Exercise requirements
Copy the listing verbatim, excluding any images found in it.

Source data
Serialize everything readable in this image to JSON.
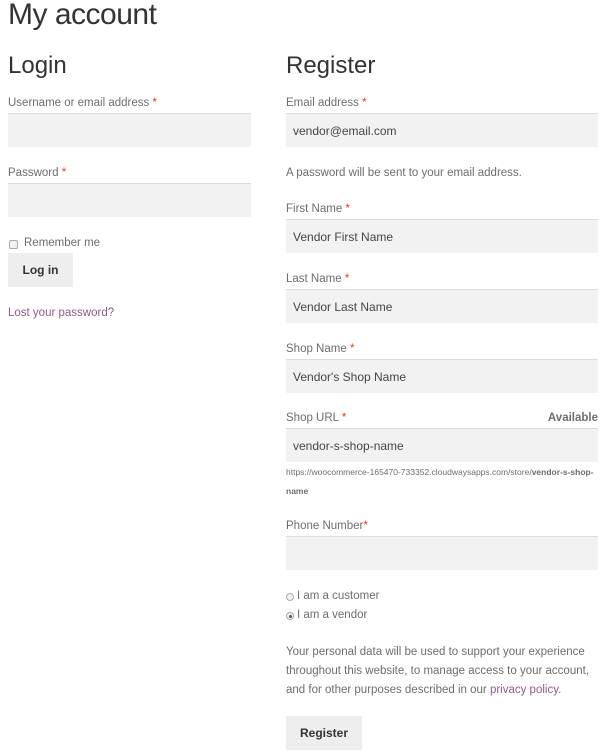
{
  "page_title": "My account",
  "login": {
    "title": "Login",
    "username_label": "Username or email address",
    "username_value": "",
    "password_label": "Password",
    "password_value": "",
    "required_mark": "*",
    "remember_label": "Remember me",
    "remember_checked": false,
    "login_button": "Log in",
    "lost_password": "Lost your password?"
  },
  "register": {
    "title": "Register",
    "required_mark": "*",
    "email_label": "Email address",
    "email_value": "vendor@email.com",
    "password_note": "A password will be sent to your email address.",
    "first_name_label": "First Name",
    "first_name_value": "Vendor First Name",
    "last_name_label": "Last Name",
    "last_name_value": "Vendor Last Name",
    "shop_name_label": "Shop Name",
    "shop_name_value": "Vendor's Shop Name",
    "shop_url_label": "Shop URL",
    "shop_url_status": "Available",
    "shop_url_value": "vendor-s-shop-name",
    "shop_url_prefix": "https://woocommerce-165470-733352.cloudwaysapps.com/store/",
    "shop_url_slug": "vendor-s-shop-",
    "shop_url_slug_rest": "name",
    "phone_label": "Phone Number",
    "phone_value": "",
    "role_customer": "I am a customer",
    "role_vendor": "I am a vendor",
    "selected_role": "vendor",
    "privacy_text": "Your personal data will be used to support your experience throughout this website, to manage access to your account, and for other purposes described in our ",
    "privacy_link": "privacy policy",
    "privacy_end": ".",
    "register_button": "Register"
  }
}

Answer below
Serialize everything readable in this image to JSON.
{
  "page_title": "My account",
  "login": {
    "title": "Login",
    "username_label": "Username or email address",
    "username_value": "",
    "password_label": "Password",
    "password_value": "",
    "required_mark": "*",
    "remember_label": "Remember me",
    "remember_checked": false,
    "login_button": "Log in",
    "lost_password": "Lost your password?"
  },
  "register": {
    "title": "Register",
    "required_mark": "*",
    "email_label": "Email address",
    "email_value": "vendor@email.com",
    "password_note": "A password will be sent to your email address.",
    "first_name_label": "First Name",
    "first_name_value": "Vendor First Name",
    "last_name_label": "Last Name",
    "last_name_value": "Vendor Last Name",
    "shop_name_label": "Shop Name",
    "shop_name_value": "Vendor's Shop Name",
    "shop_url_label": "Shop URL",
    "shop_url_status": "Available",
    "shop_url_value": "vendor-s-shop-name",
    "shop_url_prefix": "https://woocommerce-165470-733352.cloudwaysapps.com/store/",
    "shop_url_slug": "vendor-s-shop-",
    "shop_url_slug_rest": "name",
    "phone_label": "Phone Number",
    "phone_value": "",
    "role_customer": "I am a customer",
    "role_vendor": "I am a vendor",
    "selected_role": "vendor",
    "privacy_text": "Your personal data will be used to support your experience throughout this website, to manage access to your account, and for other purposes described in our ",
    "privacy_link": "privacy policy",
    "privacy_end": ".",
    "register_button": "Register"
  }
}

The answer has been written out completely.